::: Data :::
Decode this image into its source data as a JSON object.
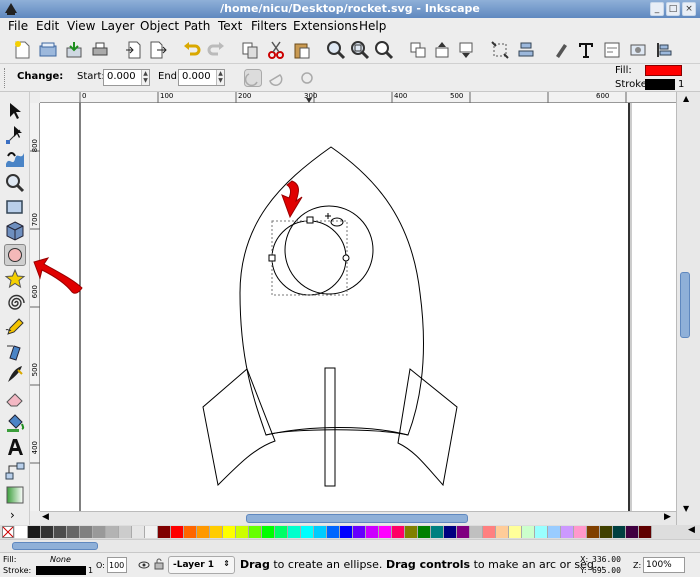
{
  "window": {
    "title": "/home/nicu/Desktop/rocket.svg - Inkscape"
  },
  "menu": [
    "File",
    "Edit",
    "View",
    "Layer",
    "Object",
    "Path",
    "Text",
    "Filters",
    "Extensions",
    "Help"
  ],
  "controls": {
    "change_label": "Change:",
    "start_label": "Start:",
    "start_value": "0.000",
    "end_label": "End:",
    "end_value": "0.000",
    "fill_label": "Fill:",
    "stroke_label": "Stroke:",
    "stroke_width": "1",
    "fill_color": "#ff0000",
    "stroke_color": "#000000"
  },
  "rulers": {
    "h_labels": [
      "0",
      "100",
      "200",
      "300",
      "400",
      "500",
      "600"
    ],
    "v_labels": [
      "800",
      "700",
      "600",
      "500",
      "400",
      "300"
    ]
  },
  "palette": [
    "#ffffff",
    "#1a1a1a",
    "#333333",
    "#4d4d4d",
    "#666666",
    "#808080",
    "#999999",
    "#b3b3b3",
    "#cccccc",
    "#e6e6e6",
    "#f2f2f2",
    "#800000",
    "#ff0000",
    "#ff6600",
    "#ff9900",
    "#ffcc00",
    "#ffff00",
    "#ccff00",
    "#66ff00",
    "#00ff00",
    "#00ff66",
    "#00ffcc",
    "#00ffff",
    "#00ccff",
    "#0066ff",
    "#0000ff",
    "#6600ff",
    "#cc00ff",
    "#ff00ff",
    "#ff0066",
    "#808000",
    "#008000",
    "#008080",
    "#000080",
    "#800080",
    "#c0c0c0",
    "#ff8080",
    "#ffcc99",
    "#ffff99",
    "#ccffcc",
    "#99ffff",
    "#99ccff",
    "#cc99ff",
    "#ff99cc",
    "#804000",
    "#404000",
    "#004040",
    "#400040",
    "#600000"
  ],
  "status": {
    "fill_label": "Fill:",
    "fill_value": "None",
    "stroke_label": "Stroke:",
    "stroke_width": "1",
    "opacity_label": "O:",
    "opacity_value": "100",
    "layer": "-Layer 1",
    "message_bold1": "Drag",
    "message_1": " to create an ellipse. ",
    "message_bold2": "Drag controls",
    "message_2": " to make an arc or seg...",
    "x_label": "X:",
    "x_value": "336.00",
    "y_label": "Y:",
    "y_value": "695.00",
    "zoom_label": "Z:",
    "zoom_value": "100%"
  }
}
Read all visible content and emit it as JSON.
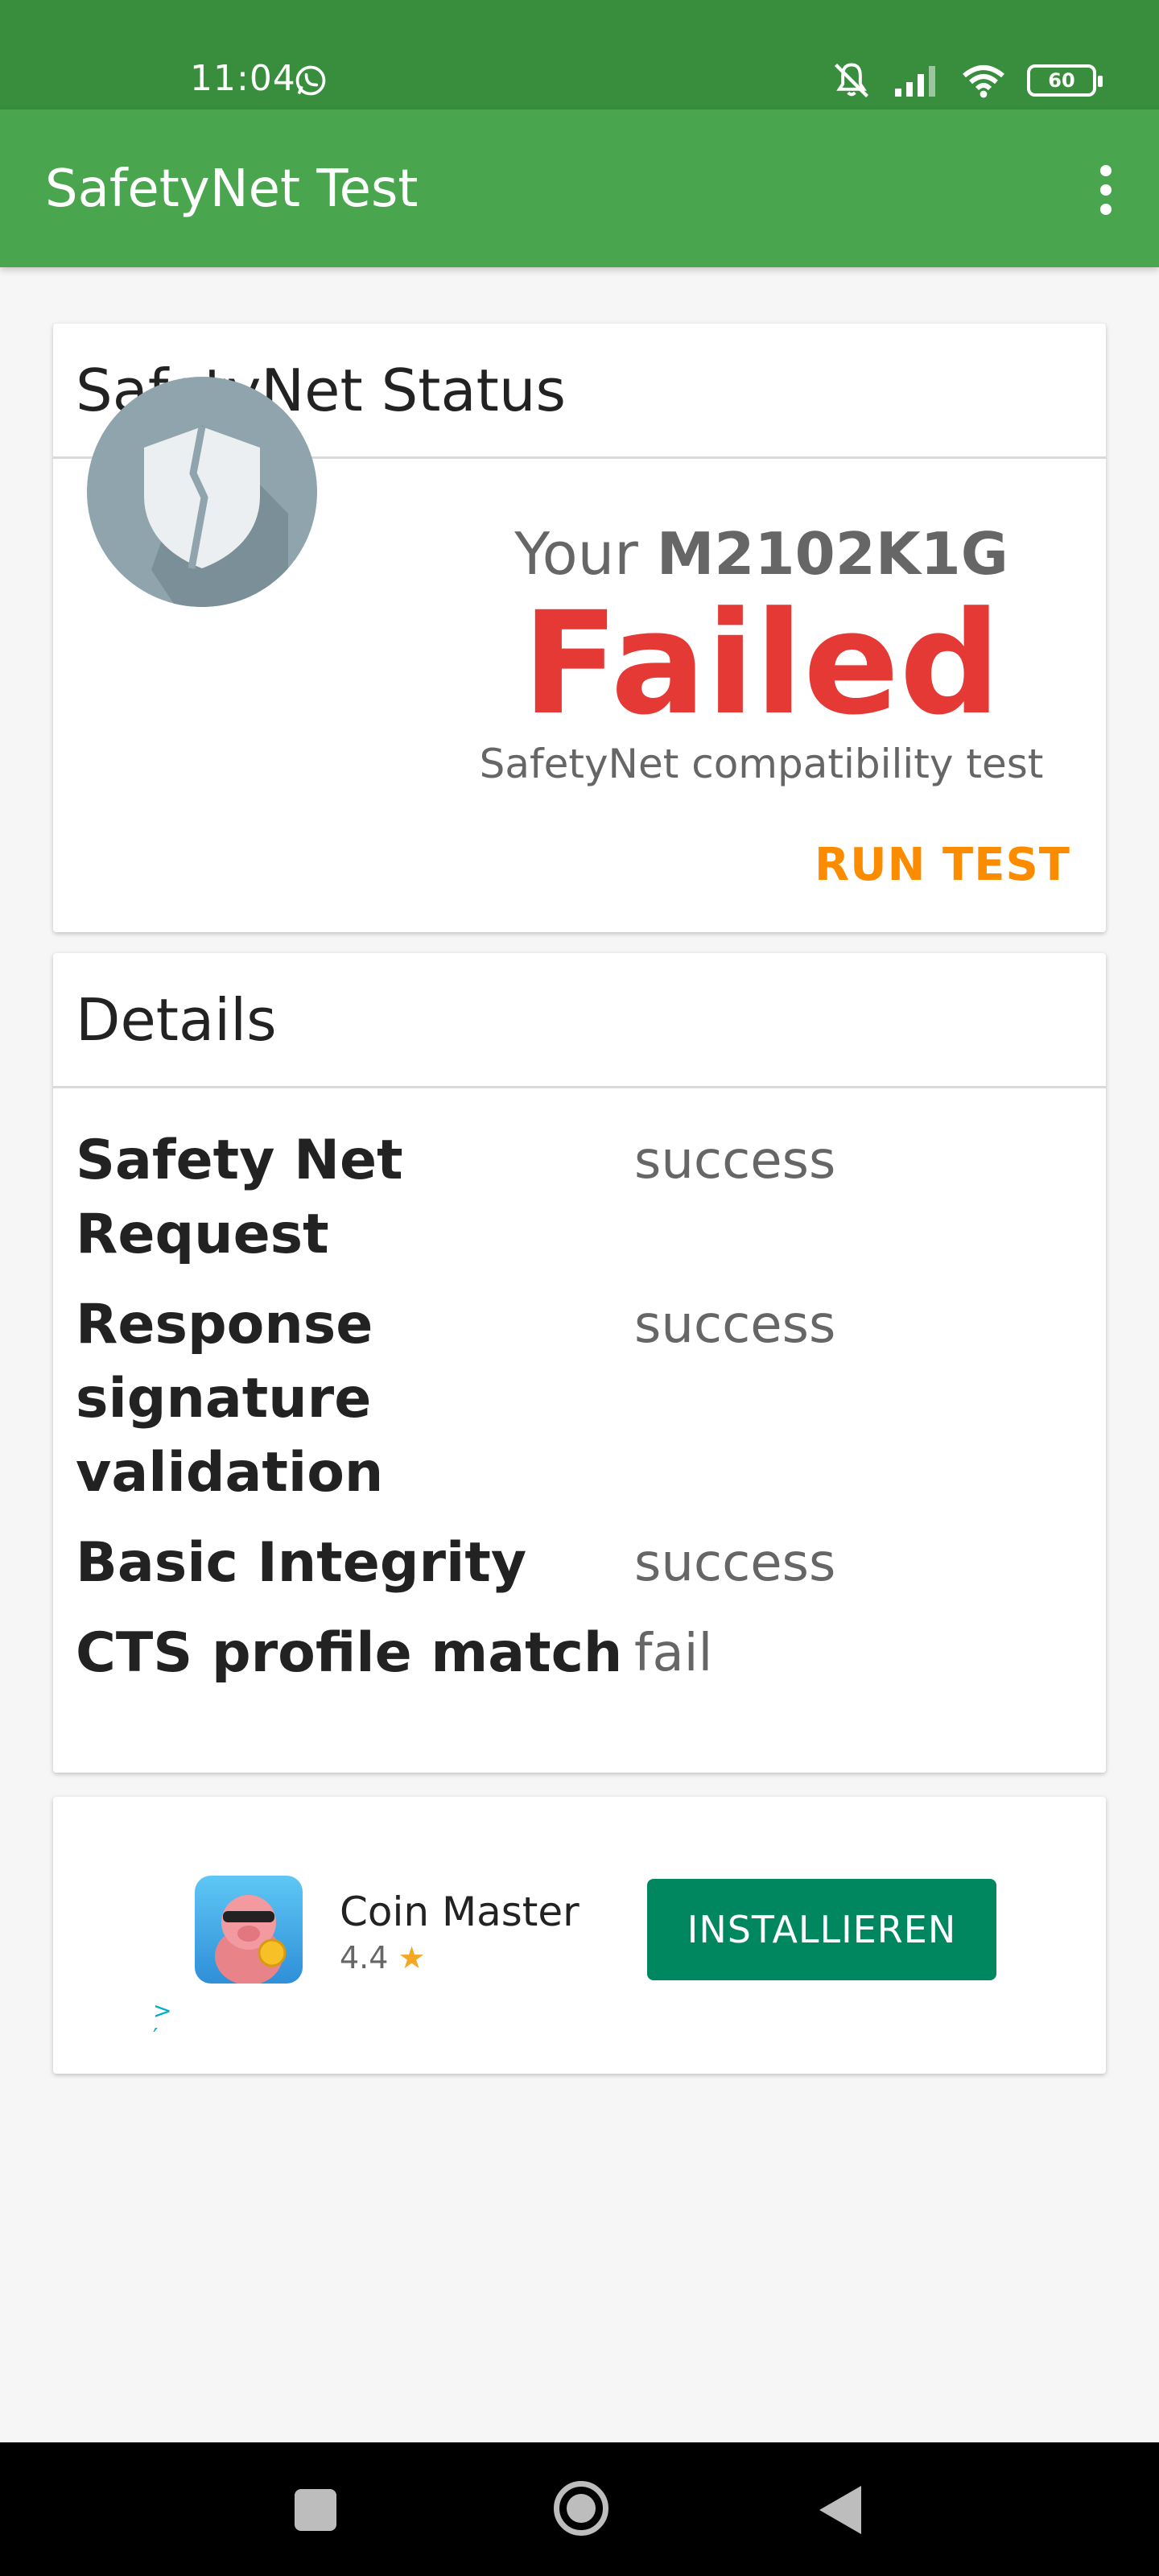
{
  "status_bar": {
    "time": "11:04",
    "battery": "60"
  },
  "app_bar": {
    "title": "SafetyNet Test"
  },
  "status_card": {
    "header": "SafetyNet Status",
    "device_prefix": "Your",
    "device_model": "M2102K1G",
    "result": "Failed",
    "subtitle": "SafetyNet compatibility test",
    "run_test_label": "RUN TEST",
    "result_color": "#e53935",
    "accent_color": "#fb8c00"
  },
  "details_card": {
    "header": "Details",
    "rows": [
      {
        "label": "Safety Net Request",
        "value": "success"
      },
      {
        "label": "Response signature validation",
        "value": "success"
      },
      {
        "label": "Basic Integrity",
        "value": "success"
      },
      {
        "label": "CTS profile match",
        "value": "fail"
      }
    ]
  },
  "ad": {
    "app_name": "Coin Master",
    "rating": "4.4",
    "install_label": "INSTALLIEREN",
    "button_color": "#01875f"
  },
  "theme": {
    "primary": "#4aa64e",
    "primary_dark": "#388e3c"
  }
}
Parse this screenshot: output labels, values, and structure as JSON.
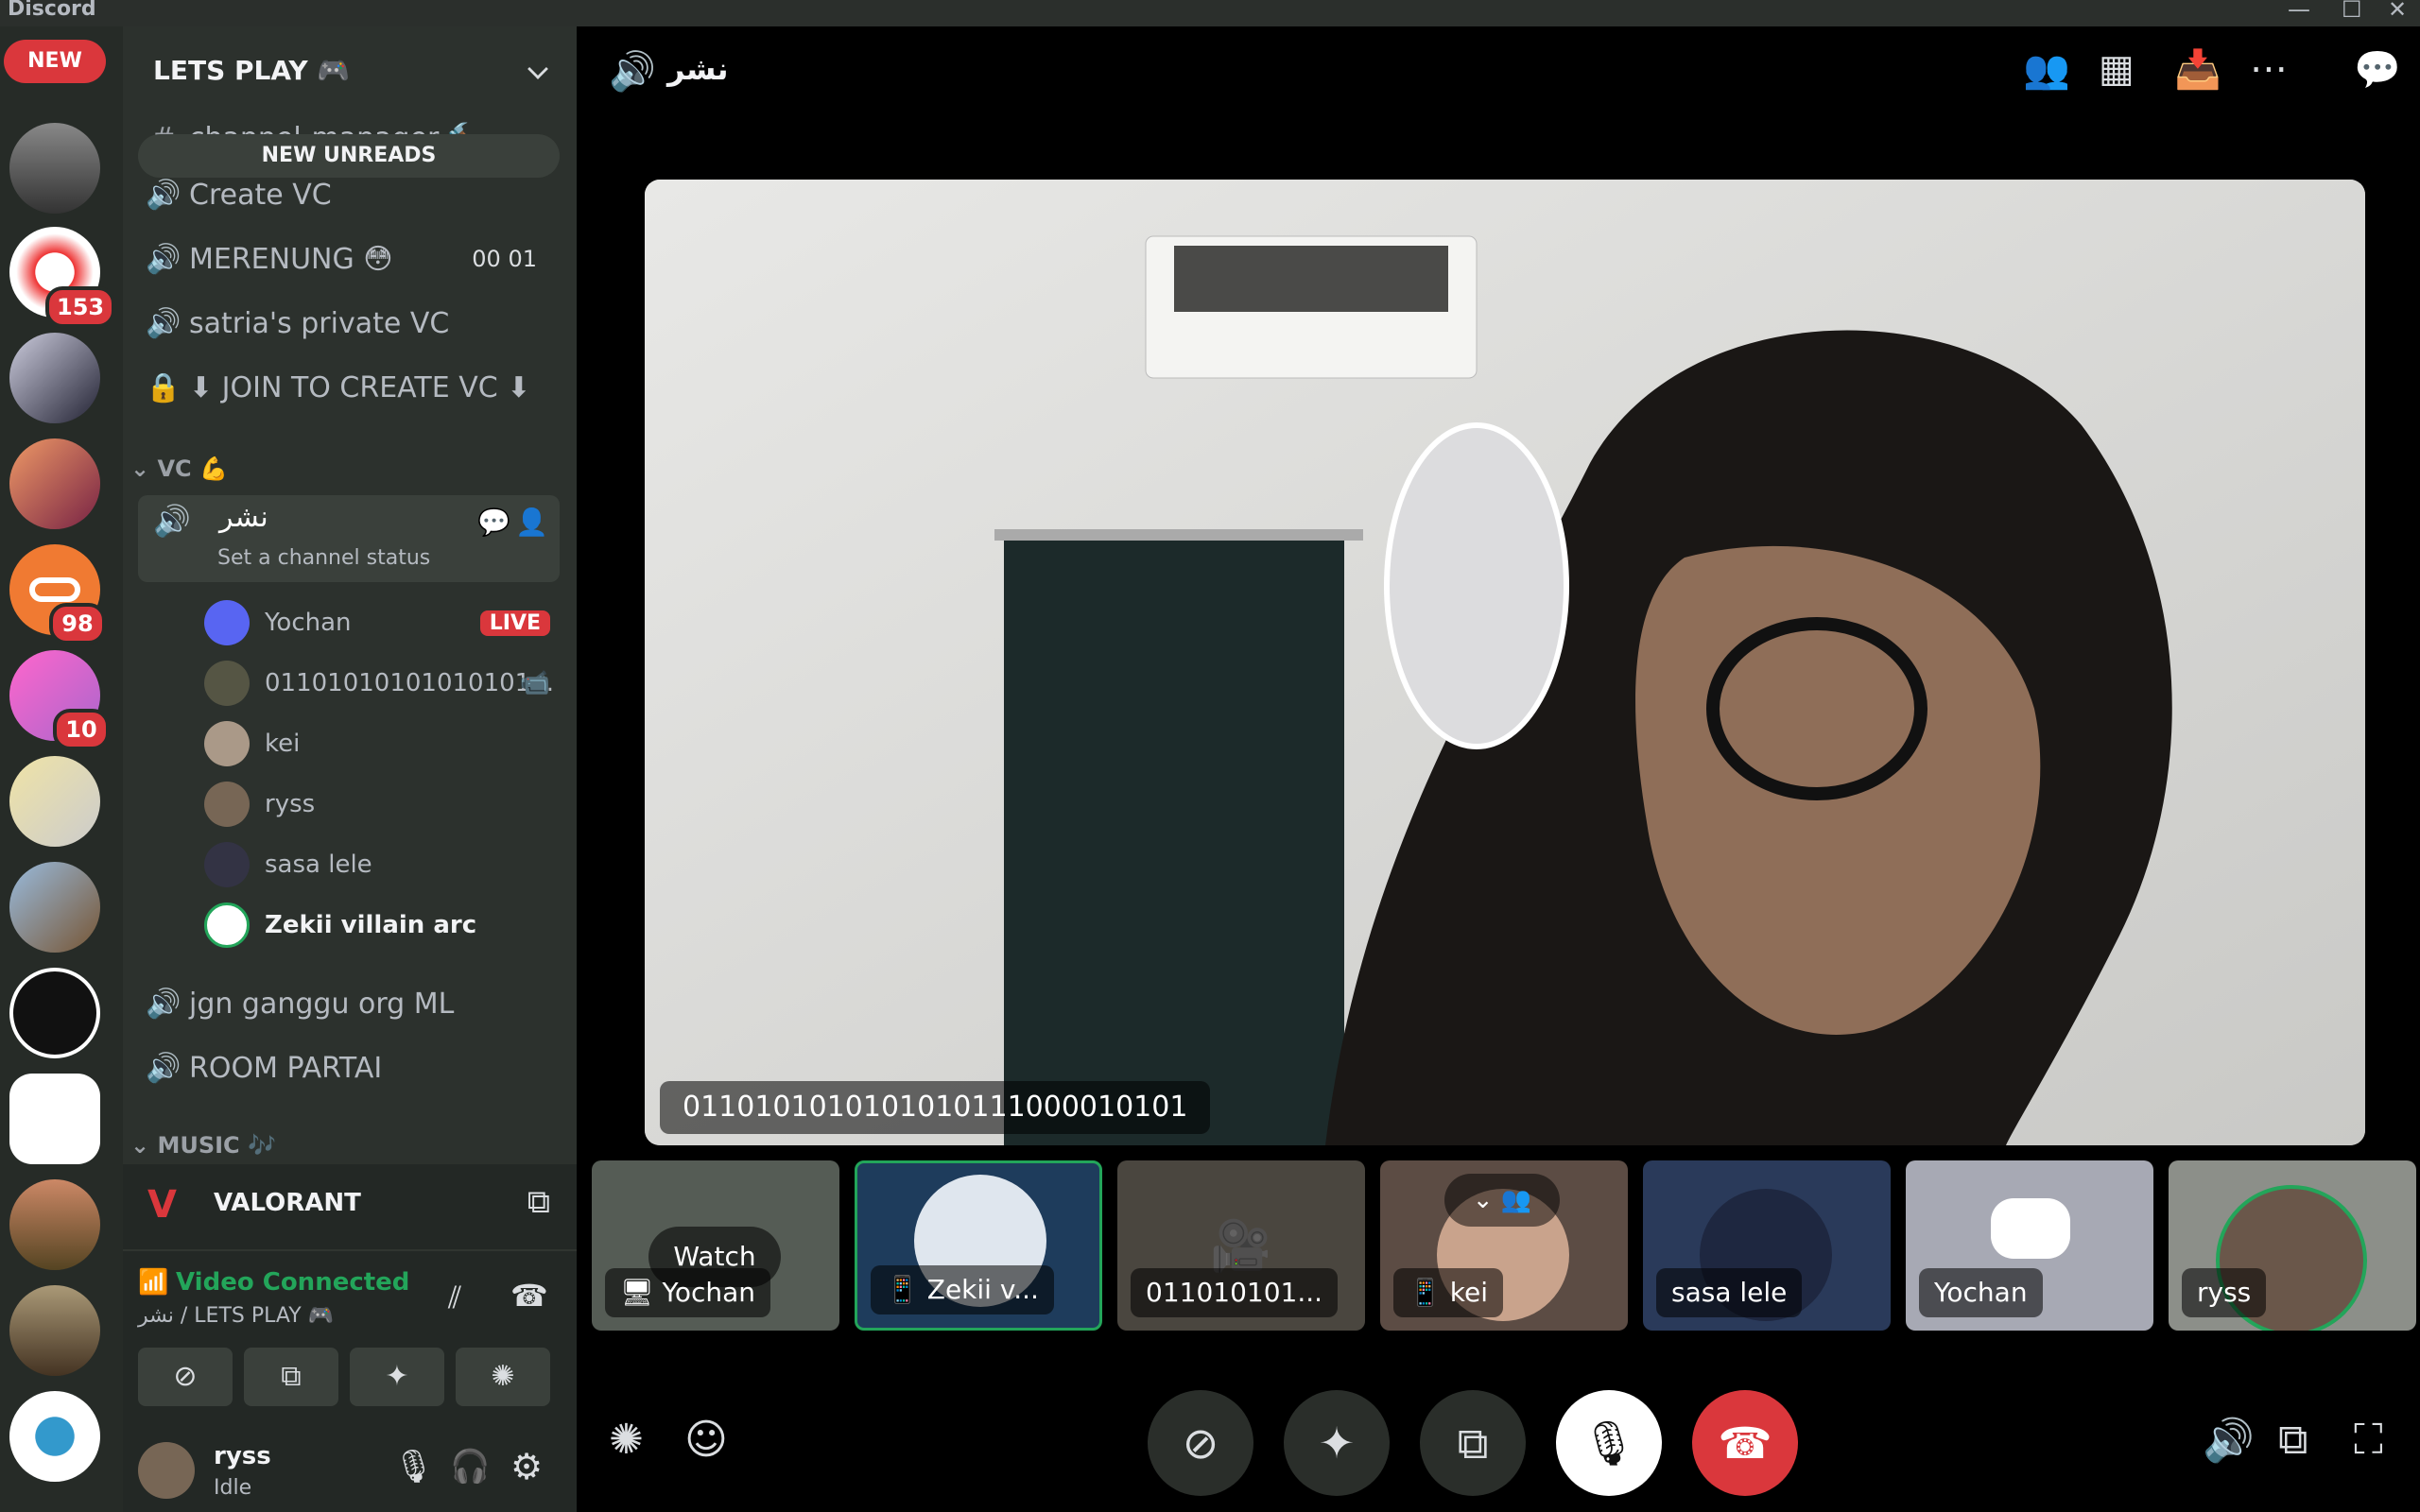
{
  "window": {
    "title": "Discord",
    "controls": [
      "—",
      "☐",
      "✕"
    ]
  },
  "rail": {
    "new_label": "NEW",
    "badges": {
      "s2": "153",
      "s5": "98",
      "s6": "10"
    }
  },
  "guild": {
    "name": "LETS PLAY 🎮"
  },
  "sidebar": {
    "new_unreads": "NEW UNREADS",
    "channels_top": [
      {
        "name": "channel-manager-🔨",
        "icon": "#"
      },
      {
        "name": "Create VC",
        "icon": "🔊"
      },
      {
        "name": "MERENUNG 😳",
        "icon": "🔊",
        "counts": "00  01"
      },
      {
        "name": "satria's private VC",
        "icon": "🔊"
      },
      {
        "name": "⬇ JOIN TO CREATE VC ⬇",
        "icon": "🔒"
      }
    ],
    "category_vc": "VC 💪",
    "active_channel": {
      "name": "نشر",
      "status": "Set a channel status"
    },
    "members": [
      {
        "name": "Yochan",
        "live": "LIVE"
      },
      {
        "name": "01101010101010101..."
      },
      {
        "name": "kei"
      },
      {
        "name": "ryss"
      },
      {
        "name": "sasa lele"
      },
      {
        "name": "Zekii villain arc"
      }
    ],
    "channels_bottom": [
      {
        "name": "jgn ganggu org ML",
        "icon": "🔊"
      },
      {
        "name": "ROOM PARTAI",
        "icon": "🔊"
      }
    ],
    "category_music": "MUSIC 🎶"
  },
  "activity": {
    "game": "VALORANT"
  },
  "voice": {
    "status": "Video Connected",
    "location": "نشر / LETS PLAY 🎮"
  },
  "user": {
    "name": "ryss",
    "status": "Idle"
  },
  "main": {
    "channel_name": "نشر",
    "stage_name": "0110101010101010111000010101",
    "tiles": [
      {
        "label": "Yochan",
        "watch": "Watch",
        "icon": "screen"
      },
      {
        "label": "Zekii v...",
        "icon": "phone"
      },
      {
        "label": "011010101..."
      },
      {
        "label": "kei",
        "icon": "phone"
      },
      {
        "label": "sasa lele"
      },
      {
        "label": "Yochan"
      },
      {
        "label": "ryss"
      }
    ]
  },
  "colors": {
    "accent_green": "#23a55a",
    "danger": "#da373c",
    "panel": "#2c312d"
  }
}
:::
• [Stated goal]
From the entries above, list each line with "SafetyNet" in it.

• [Output of the exercise]
    "title": "SafetyNet Test"
    "header": "SafetyNet Status",
    "subtitle": "SafetyNet compatibility test",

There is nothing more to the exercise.